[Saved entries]
▼
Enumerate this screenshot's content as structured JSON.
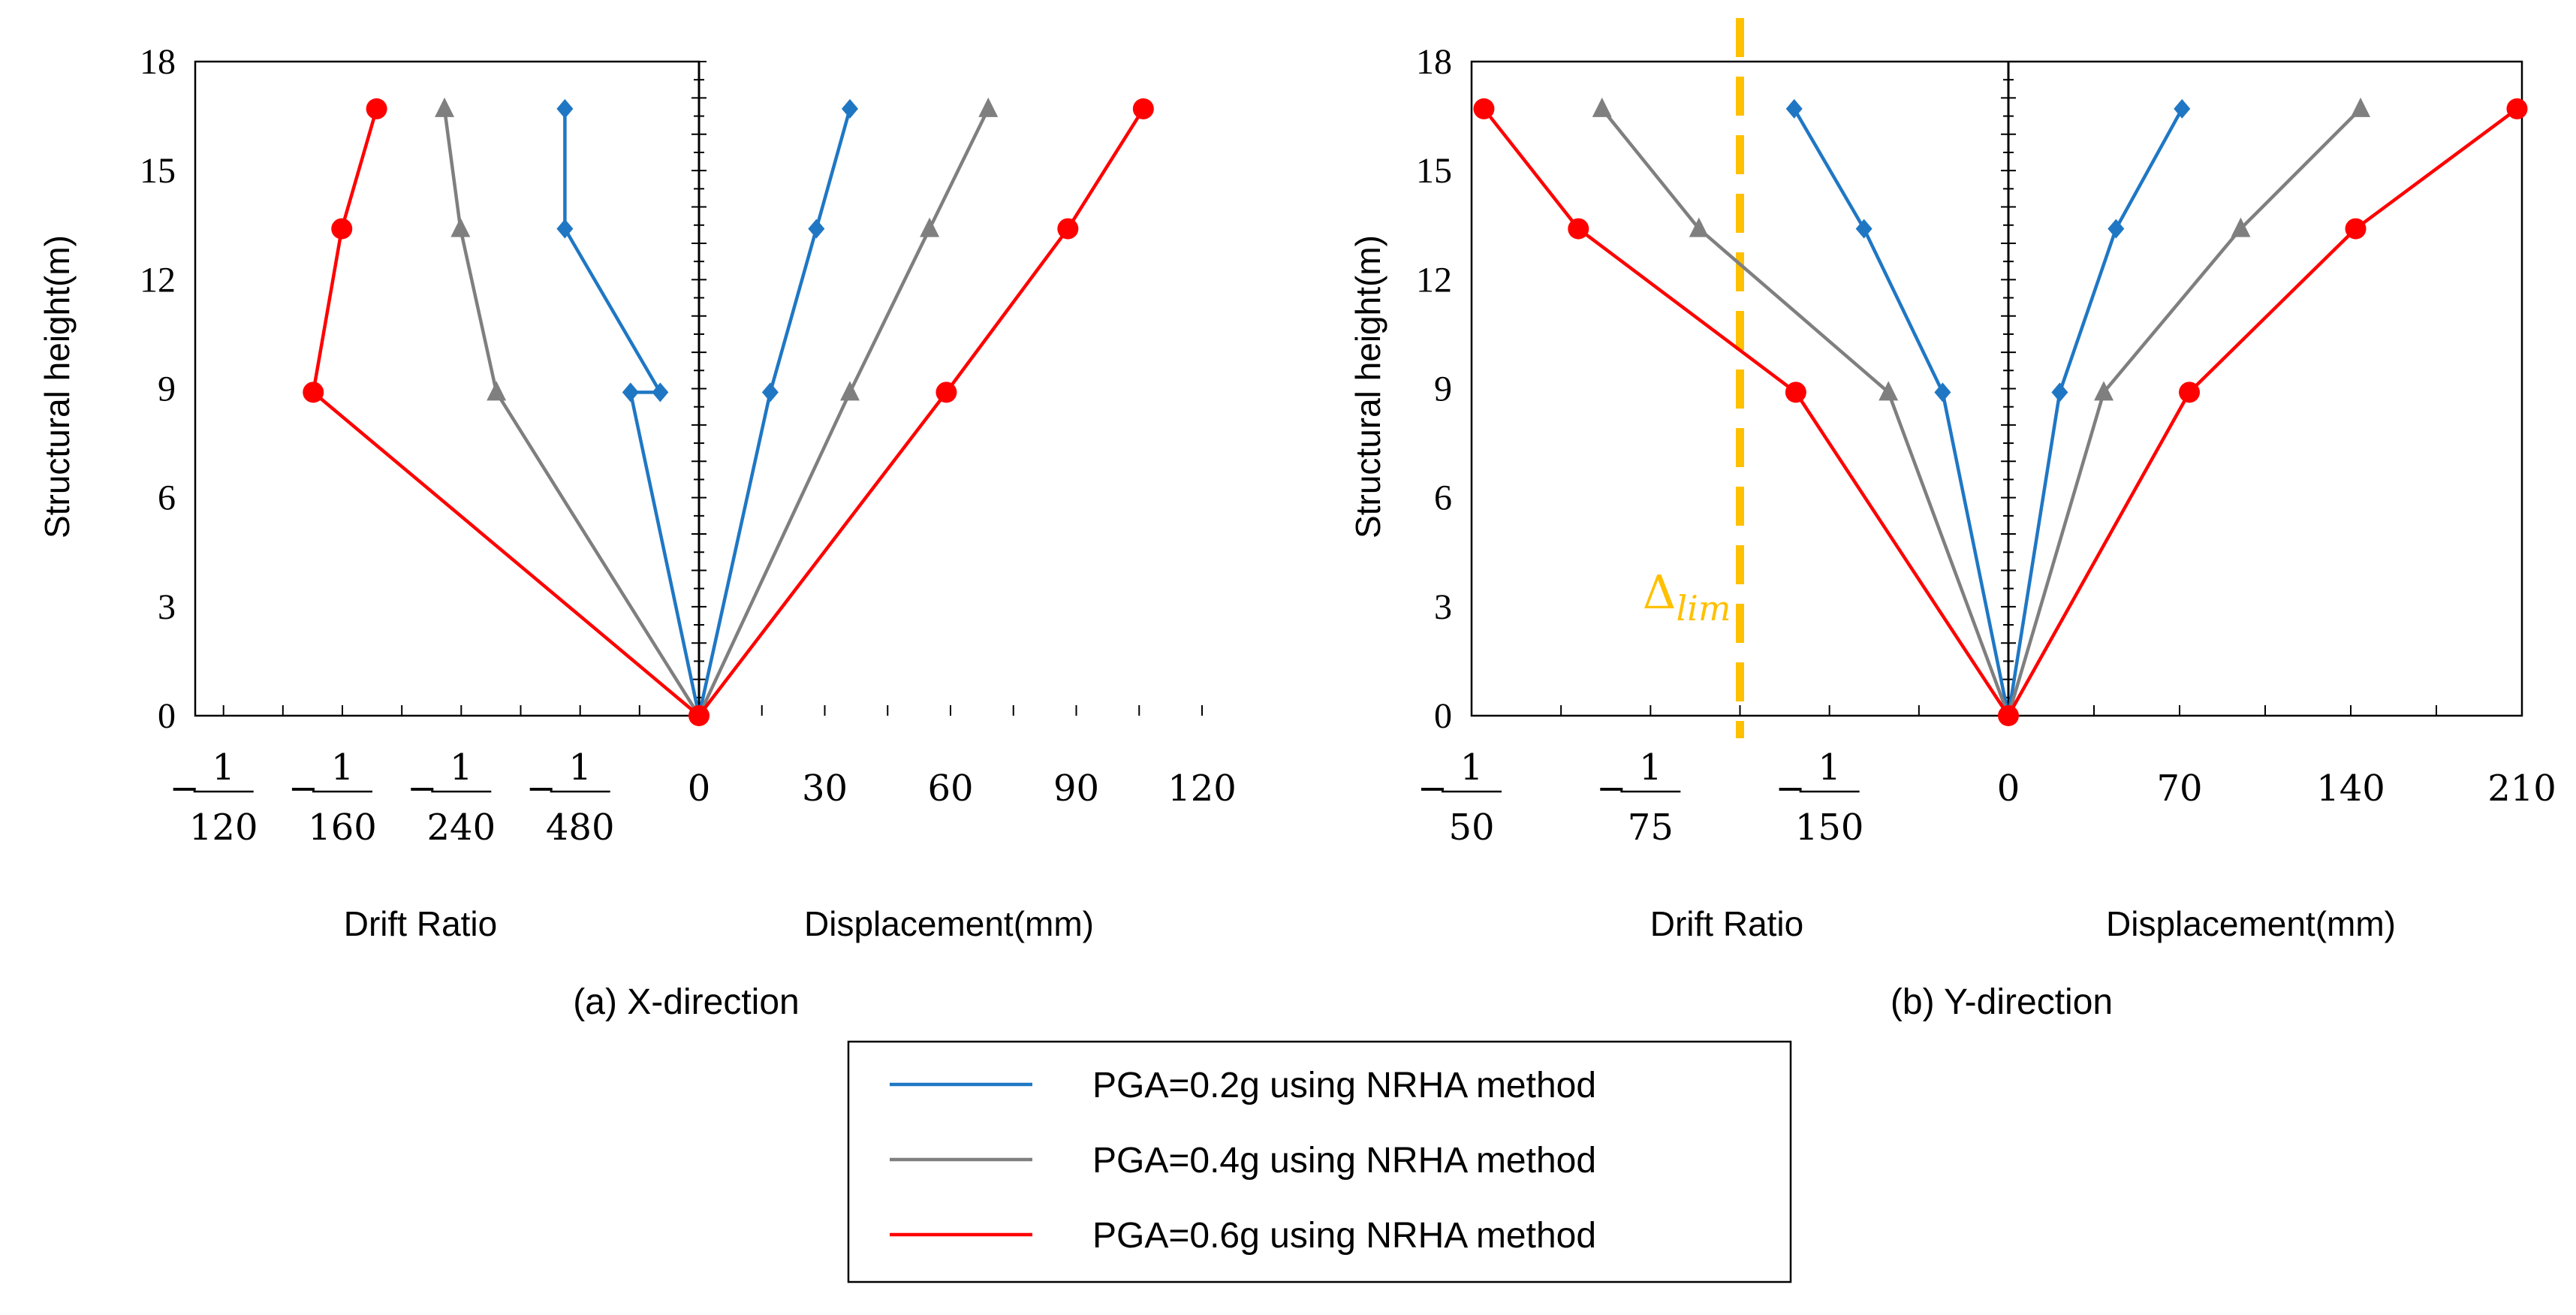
{
  "chart_data": [
    {
      "type": "line",
      "caption": "(a) X-direction",
      "ylabel": "Structural height(m)",
      "ylim": [
        0,
        18
      ],
      "yticks": [
        "0",
        "3",
        "6",
        "9",
        "12",
        "15",
        "18"
      ],
      "left_xlabel": "Drift Ratio",
      "right_xlabel": "Displacement(mm)",
      "drift_ticks": [
        {
          "num": "1",
          "den": "120",
          "value": -0.008333
        },
        {
          "num": "1",
          "den": "160",
          "value": -0.00625
        },
        {
          "num": "1",
          "den": "240",
          "value": -0.004167
        },
        {
          "num": "1",
          "den": "480",
          "value": -0.002083
        }
      ],
      "drift_minor_ticks": [
        -0.007292,
        -0.005208,
        -0.003125,
        -0.001042
      ],
      "disp_ticks": [
        "0",
        "30",
        "60",
        "90",
        "120"
      ],
      "disp_max": 120,
      "series": [
        {
          "name": "PGA=0.2g using NRHA  method",
          "drift": [
            -0.0012,
            -0.00068,
            -0.00235,
            -0.00235
          ],
          "height": [
            8.9,
            8.9,
            13.4,
            16.7
          ],
          "disp_height": [
            0,
            8.9,
            13.4,
            16.7
          ],
          "disp": [
            0,
            17,
            28,
            36
          ]
        },
        {
          "name": "PGA=0.4g using NRHA  method",
          "drift": [
            -0.00355,
            -0.00418,
            -0.00446
          ],
          "height": [
            8.9,
            13.4,
            16.7
          ],
          "disp": [
            0,
            36,
            55,
            69
          ]
        },
        {
          "name": "PGA=0.6g using NRHA  method",
          "drift": [
            -0.00676,
            -0.00626,
            -0.00565
          ],
          "height": [
            8.9,
            13.4,
            16.7
          ],
          "disp": [
            0,
            59,
            88,
            106
          ]
        }
      ]
    },
    {
      "type": "line",
      "caption": "(b) Y-direction",
      "ylabel": "Structural height(m)",
      "ylim": [
        0,
        18
      ],
      "yticks": [
        "0",
        "3",
        "6",
        "9",
        "12",
        "15",
        "18"
      ],
      "left_xlabel": "Drift Ratio",
      "right_xlabel": "Displacement(mm)",
      "drift_ticks": [
        {
          "num": "1",
          "den": "50",
          "value": -0.02
        },
        {
          "num": "1",
          "den": "75",
          "value": -0.013333
        },
        {
          "num": "1",
          "den": "150",
          "value": -0.006667
        }
      ],
      "drift_minor_ticks": [
        -0.016667,
        -0.01,
        -0.003333
      ],
      "disp_ticks": [
        "0",
        "70",
        "140",
        "210"
      ],
      "disp_max": 210,
      "limit_label": "Δ",
      "limit_subscript": "lim",
      "limit_drift": -0.01,
      "series": [
        {
          "name": "PGA=0.2g using NRHA  method",
          "drift": [
            -0.00245,
            -0.00538,
            -0.00798
          ],
          "height": [
            8.9,
            13.4,
            16.7
          ],
          "disp": [
            0,
            21,
            44,
            71
          ]
        },
        {
          "name": "PGA=0.4g using NRHA  method",
          "drift": [
            -0.00447,
            -0.01153,
            -0.01514
          ],
          "height": [
            8.9,
            13.4,
            16.7
          ],
          "disp": [
            0,
            39,
            95,
            144
          ]
        },
        {
          "name": "PGA=0.6g using NRHA  method",
          "drift": [
            -0.00792,
            -0.01602,
            -0.01954
          ],
          "height": [
            8.9,
            13.4,
            16.7
          ],
          "disp": [
            0,
            74,
            142,
            208
          ]
        }
      ]
    }
  ],
  "legend": [
    {
      "label": "PGA=0.2g using NRHA  method",
      "color": "#1F77C4",
      "marker": "diamond"
    },
    {
      "label": "PGA=0.4g using NRHA  method",
      "color": "#7F7F7F",
      "marker": "triangle"
    },
    {
      "label": "PGA=0.6g using NRHA  method",
      "color": "#FF0000",
      "marker": "circle"
    }
  ]
}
▲
What the task asks ->
Go over the records above line by line and count those holding the word "direction". Reply only with the number.

Answer in full ->
2